── Extracted information

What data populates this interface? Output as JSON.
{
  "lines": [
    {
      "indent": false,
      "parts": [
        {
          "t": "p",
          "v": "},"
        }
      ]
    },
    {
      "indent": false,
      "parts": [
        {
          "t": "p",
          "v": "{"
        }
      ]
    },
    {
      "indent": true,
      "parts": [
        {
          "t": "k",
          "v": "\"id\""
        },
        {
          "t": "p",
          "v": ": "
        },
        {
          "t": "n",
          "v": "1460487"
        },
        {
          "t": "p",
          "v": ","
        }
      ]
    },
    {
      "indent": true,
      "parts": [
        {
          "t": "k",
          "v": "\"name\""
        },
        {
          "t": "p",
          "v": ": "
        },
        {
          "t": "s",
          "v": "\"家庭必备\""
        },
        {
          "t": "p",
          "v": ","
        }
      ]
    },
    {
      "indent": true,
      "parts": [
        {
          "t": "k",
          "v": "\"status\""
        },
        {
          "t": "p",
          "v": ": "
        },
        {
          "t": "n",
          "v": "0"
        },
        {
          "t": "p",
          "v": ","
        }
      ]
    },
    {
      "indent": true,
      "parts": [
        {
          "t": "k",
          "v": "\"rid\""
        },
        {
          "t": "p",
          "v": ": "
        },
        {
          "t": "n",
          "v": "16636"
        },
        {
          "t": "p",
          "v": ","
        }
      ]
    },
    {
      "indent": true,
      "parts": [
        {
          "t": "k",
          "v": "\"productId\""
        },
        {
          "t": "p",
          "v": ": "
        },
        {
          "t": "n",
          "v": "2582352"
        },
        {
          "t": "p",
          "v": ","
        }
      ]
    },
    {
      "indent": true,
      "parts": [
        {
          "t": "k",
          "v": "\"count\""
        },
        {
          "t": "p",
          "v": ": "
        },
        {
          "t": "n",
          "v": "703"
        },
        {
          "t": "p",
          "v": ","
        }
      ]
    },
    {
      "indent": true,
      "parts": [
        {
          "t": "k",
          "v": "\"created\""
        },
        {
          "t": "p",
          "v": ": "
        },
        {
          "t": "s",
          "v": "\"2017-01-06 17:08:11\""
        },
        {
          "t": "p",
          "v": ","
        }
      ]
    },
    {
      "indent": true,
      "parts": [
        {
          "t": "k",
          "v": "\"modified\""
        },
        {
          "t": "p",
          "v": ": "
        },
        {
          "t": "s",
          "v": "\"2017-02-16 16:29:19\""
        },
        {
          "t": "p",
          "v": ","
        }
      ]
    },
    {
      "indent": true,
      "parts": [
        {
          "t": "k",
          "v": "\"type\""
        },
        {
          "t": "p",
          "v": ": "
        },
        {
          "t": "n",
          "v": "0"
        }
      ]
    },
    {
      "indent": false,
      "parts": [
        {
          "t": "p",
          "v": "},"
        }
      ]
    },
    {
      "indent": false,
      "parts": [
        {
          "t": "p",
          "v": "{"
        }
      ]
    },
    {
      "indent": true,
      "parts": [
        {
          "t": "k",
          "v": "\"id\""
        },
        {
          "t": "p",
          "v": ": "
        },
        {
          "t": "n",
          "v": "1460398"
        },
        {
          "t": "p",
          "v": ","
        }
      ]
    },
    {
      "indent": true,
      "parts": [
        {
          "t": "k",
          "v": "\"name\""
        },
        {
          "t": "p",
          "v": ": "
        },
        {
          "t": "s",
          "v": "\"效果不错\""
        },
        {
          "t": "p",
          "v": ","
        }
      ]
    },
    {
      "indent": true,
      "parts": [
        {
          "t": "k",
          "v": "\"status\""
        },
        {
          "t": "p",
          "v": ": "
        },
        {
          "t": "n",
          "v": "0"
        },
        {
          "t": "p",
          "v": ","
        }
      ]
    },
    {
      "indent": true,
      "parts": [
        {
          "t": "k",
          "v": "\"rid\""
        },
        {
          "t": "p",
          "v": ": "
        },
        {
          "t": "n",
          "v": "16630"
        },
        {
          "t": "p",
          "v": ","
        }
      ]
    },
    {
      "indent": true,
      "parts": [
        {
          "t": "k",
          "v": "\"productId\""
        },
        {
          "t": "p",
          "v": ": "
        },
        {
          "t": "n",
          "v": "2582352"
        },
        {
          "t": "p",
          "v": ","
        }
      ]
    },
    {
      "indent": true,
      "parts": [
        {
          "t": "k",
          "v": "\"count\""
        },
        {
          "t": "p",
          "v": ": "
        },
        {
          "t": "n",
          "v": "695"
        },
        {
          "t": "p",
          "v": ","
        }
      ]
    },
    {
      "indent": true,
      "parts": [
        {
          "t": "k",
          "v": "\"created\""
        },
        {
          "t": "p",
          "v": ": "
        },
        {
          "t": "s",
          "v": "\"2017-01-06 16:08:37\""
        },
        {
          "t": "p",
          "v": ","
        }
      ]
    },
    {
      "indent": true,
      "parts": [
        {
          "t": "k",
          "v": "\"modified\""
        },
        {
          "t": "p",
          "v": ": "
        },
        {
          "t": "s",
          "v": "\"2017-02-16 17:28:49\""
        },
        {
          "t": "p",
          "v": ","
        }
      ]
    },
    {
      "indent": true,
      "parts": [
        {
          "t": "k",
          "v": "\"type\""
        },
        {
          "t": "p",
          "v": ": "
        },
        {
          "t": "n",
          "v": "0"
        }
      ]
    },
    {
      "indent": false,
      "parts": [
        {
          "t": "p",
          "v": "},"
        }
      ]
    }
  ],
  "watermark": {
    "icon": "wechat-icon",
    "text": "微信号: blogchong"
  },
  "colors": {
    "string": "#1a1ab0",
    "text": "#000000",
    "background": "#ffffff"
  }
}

────

* Task to complete *
From the preceding material, extract every line exactly.

* Solution to this problem *
What data populates this interface? Output as JSON.
{
  "lines": [
    {
      "indent": false,
      "parts": [
        {
          "t": "p",
          "v": "},"
        }
      ]
    },
    {
      "indent": false,
      "parts": [
        {
          "t": "p",
          "v": "{"
        }
      ]
    },
    {
      "indent": true,
      "parts": [
        {
          "t": "k",
          "v": "\"id\""
        },
        {
          "t": "p",
          "v": ": "
        },
        {
          "t": "n",
          "v": "1460487"
        },
        {
          "t": "p",
          "v": ","
        }
      ]
    },
    {
      "indent": true,
      "parts": [
        {
          "t": "k",
          "v": "\"name\""
        },
        {
          "t": "p",
          "v": ": "
        },
        {
          "t": "s",
          "v": "\"家庭必备\""
        },
        {
          "t": "p",
          "v": ","
        }
      ]
    },
    {
      "indent": true,
      "parts": [
        {
          "t": "k",
          "v": "\"status\""
        },
        {
          "t": "p",
          "v": ": "
        },
        {
          "t": "n",
          "v": "0"
        },
        {
          "t": "p",
          "v": ","
        }
      ]
    },
    {
      "indent": true,
      "parts": [
        {
          "t": "k",
          "v": "\"rid\""
        },
        {
          "t": "p",
          "v": ": "
        },
        {
          "t": "n",
          "v": "16636"
        },
        {
          "t": "p",
          "v": ","
        }
      ]
    },
    {
      "indent": true,
      "parts": [
        {
          "t": "k",
          "v": "\"productId\""
        },
        {
          "t": "p",
          "v": ": "
        },
        {
          "t": "n",
          "v": "2582352"
        },
        {
          "t": "p",
          "v": ","
        }
      ]
    },
    {
      "indent": true,
      "parts": [
        {
          "t": "k",
          "v": "\"count\""
        },
        {
          "t": "p",
          "v": ": "
        },
        {
          "t": "n",
          "v": "703"
        },
        {
          "t": "p",
          "v": ","
        }
      ]
    },
    {
      "indent": true,
      "parts": [
        {
          "t": "k",
          "v": "\"created\""
        },
        {
          "t": "p",
          "v": ": "
        },
        {
          "t": "s",
          "v": "\"2017-01-06 17:08:11\""
        },
        {
          "t": "p",
          "v": ","
        }
      ]
    },
    {
      "indent": true,
      "parts": [
        {
          "t": "k",
          "v": "\"modified\""
        },
        {
          "t": "p",
          "v": ": "
        },
        {
          "t": "s",
          "v": "\"2017-02-16 16:29:19\""
        },
        {
          "t": "p",
          "v": ","
        }
      ]
    },
    {
      "indent": true,
      "parts": [
        {
          "t": "k",
          "v": "\"type\""
        },
        {
          "t": "p",
          "v": ": "
        },
        {
          "t": "n",
          "v": "0"
        }
      ]
    },
    {
      "indent": false,
      "parts": [
        {
          "t": "p",
          "v": "},"
        }
      ]
    },
    {
      "indent": false,
      "parts": [
        {
          "t": "p",
          "v": "{"
        }
      ]
    },
    {
      "indent": true,
      "parts": [
        {
          "t": "k",
          "v": "\"id\""
        },
        {
          "t": "p",
          "v": ": "
        },
        {
          "t": "n",
          "v": "1460398"
        },
        {
          "t": "p",
          "v": ","
        }
      ]
    },
    {
      "indent": true,
      "parts": [
        {
          "t": "k",
          "v": "\"name\""
        },
        {
          "t": "p",
          "v": ": "
        },
        {
          "t": "s",
          "v": "\"效果不错\""
        },
        {
          "t": "p",
          "v": ","
        }
      ]
    },
    {
      "indent": true,
      "parts": [
        {
          "t": "k",
          "v": "\"status\""
        },
        {
          "t": "p",
          "v": ": "
        },
        {
          "t": "n",
          "v": "0"
        },
        {
          "t": "p",
          "v": ","
        }
      ]
    },
    {
      "indent": true,
      "parts": [
        {
          "t": "k",
          "v": "\"rid\""
        },
        {
          "t": "p",
          "v": ": "
        },
        {
          "t": "n",
          "v": "16630"
        },
        {
          "t": "p",
          "v": ","
        }
      ]
    },
    {
      "indent": true,
      "parts": [
        {
          "t": "k",
          "v": "\"productId\""
        },
        {
          "t": "p",
          "v": ": "
        },
        {
          "t": "n",
          "v": "2582352"
        },
        {
          "t": "p",
          "v": ","
        }
      ]
    },
    {
      "indent": true,
      "parts": [
        {
          "t": "k",
          "v": "\"count\""
        },
        {
          "t": "p",
          "v": ": "
        },
        {
          "t": "n",
          "v": "695"
        },
        {
          "t": "p",
          "v": ","
        }
      ]
    },
    {
      "indent": true,
      "parts": [
        {
          "t": "k",
          "v": "\"created\""
        },
        {
          "t": "p",
          "v": ": "
        },
        {
          "t": "s",
          "v": "\"2017-01-06 16:08:37\""
        },
        {
          "t": "p",
          "v": ","
        }
      ]
    },
    {
      "indent": true,
      "parts": [
        {
          "t": "k",
          "v": "\"modified\""
        },
        {
          "t": "p",
          "v": ": "
        },
        {
          "t": "s",
          "v": "\"2017-02-16 17:28:49\""
        },
        {
          "t": "p",
          "v": ","
        }
      ]
    },
    {
      "indent": true,
      "parts": [
        {
          "t": "k",
          "v": "\"type\""
        },
        {
          "t": "p",
          "v": ": "
        },
        {
          "t": "n",
          "v": "0"
        }
      ]
    },
    {
      "indent": false,
      "parts": [
        {
          "t": "p",
          "v": "},"
        }
      ]
    }
  ],
  "watermark": {
    "icon": "wechat-icon",
    "text": "微信号: blogchong"
  },
  "colors": {
    "string": "#1a1ab0",
    "text": "#000000",
    "background": "#ffffff"
  }
}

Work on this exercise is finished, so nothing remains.